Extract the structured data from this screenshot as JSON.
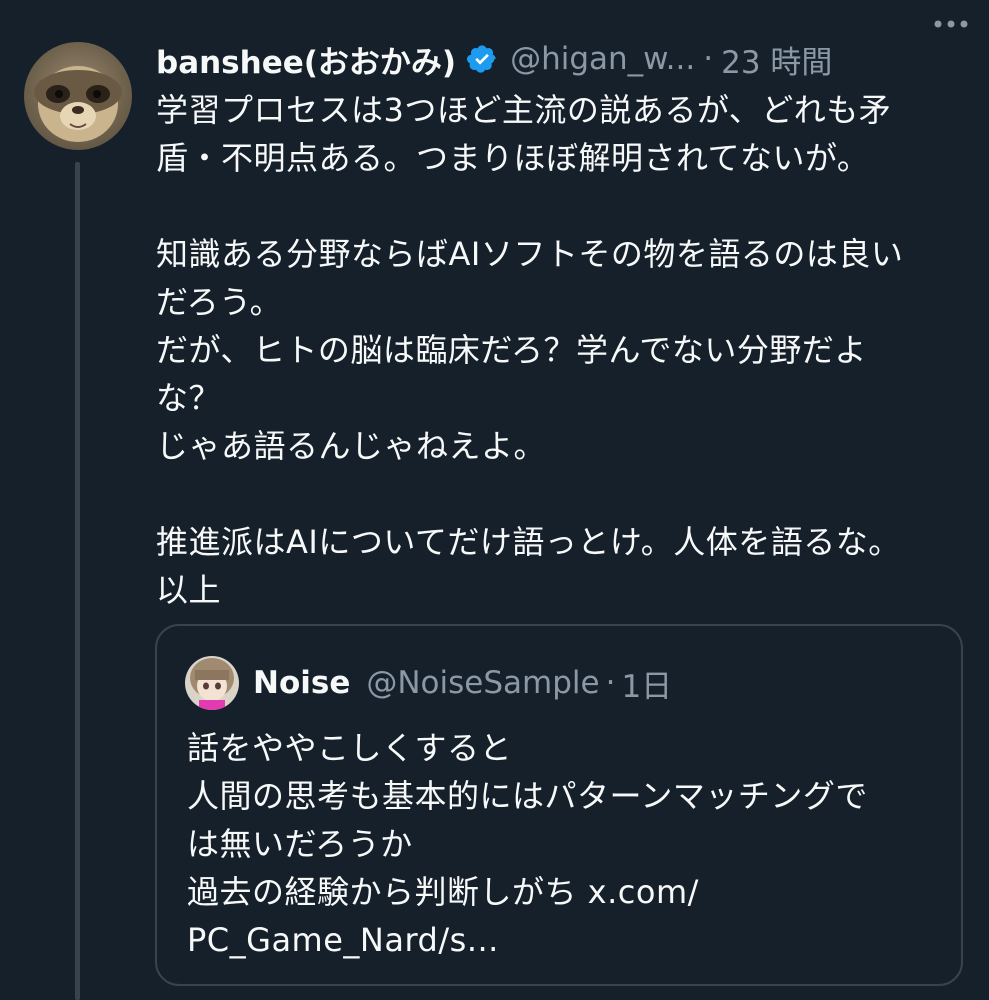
{
  "tweet": {
    "display_name": "banshee(おおかみ)",
    "handle": "@higan_w...",
    "separator": "·",
    "time": "23 時間",
    "more_icon": "more-horizontal-icon",
    "verified_icon": "verified-badge-icon",
    "verified_color": "#1d9bf0",
    "body": "学習プロセスは3つほど主流の説あるが、どれも矛\n盾・不明点ある。つまりほぼ解明されてないが。\n\n知識ある分野ならばAIソフトその物を語るのは良い\nだろう。\nだが、ヒトの脳は臨床だろ？学んでない分野だよ\nな？\nじゃあ語るんじゃねえよ。\n\n推進派はAIについてだけ語っとけ。人体を語るな。\n以上"
  },
  "quote": {
    "display_name": "Noise",
    "handle": "@NoiseSample",
    "separator": "·",
    "time": "1日",
    "body": "話をややこしくすると\n人間の思考も基本的にはパターンマッチングで\nは無いだろうか\n過去の経験から判断しがち x.com/\nPC_Game_Nard/s..."
  },
  "theme": {
    "background": "#15202b",
    "text": "#f7f9f9",
    "secondary": "#8b98a5",
    "border": "#38444d"
  }
}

================================

### Given exercise
Set the pictures aside and transcribe the data above exactly.

### Expected output
Extract the structured data from this screenshot as JSON.
{
  "tweet": {
    "display_name": "banshee(おおかみ)",
    "handle": "@higan_w...",
    "separator": "·",
    "time": "23 時間",
    "more_icon": "more-horizontal-icon",
    "verified_icon": "verified-badge-icon",
    "verified_color": "#1d9bf0",
    "body": "学習プロセスは3つほど主流の説あるが、どれも矛\n盾・不明点ある。つまりほぼ解明されてないが。\n\n知識ある分野ならばAIソフトその物を語るのは良い\nだろう。\nだが、ヒトの脳は臨床だろ？学んでない分野だよ\nな？\nじゃあ語るんじゃねえよ。\n\n推進派はAIについてだけ語っとけ。人体を語るな。\n以上"
  },
  "quote": {
    "display_name": "Noise",
    "handle": "@NoiseSample",
    "separator": "·",
    "time": "1日",
    "body": "話をややこしくすると\n人間の思考も基本的にはパターンマッチングで\nは無いだろうか\n過去の経験から判断しがち x.com/\nPC_Game_Nard/s..."
  },
  "theme": {
    "background": "#15202b",
    "text": "#f7f9f9",
    "secondary": "#8b98a5",
    "border": "#38444d"
  }
}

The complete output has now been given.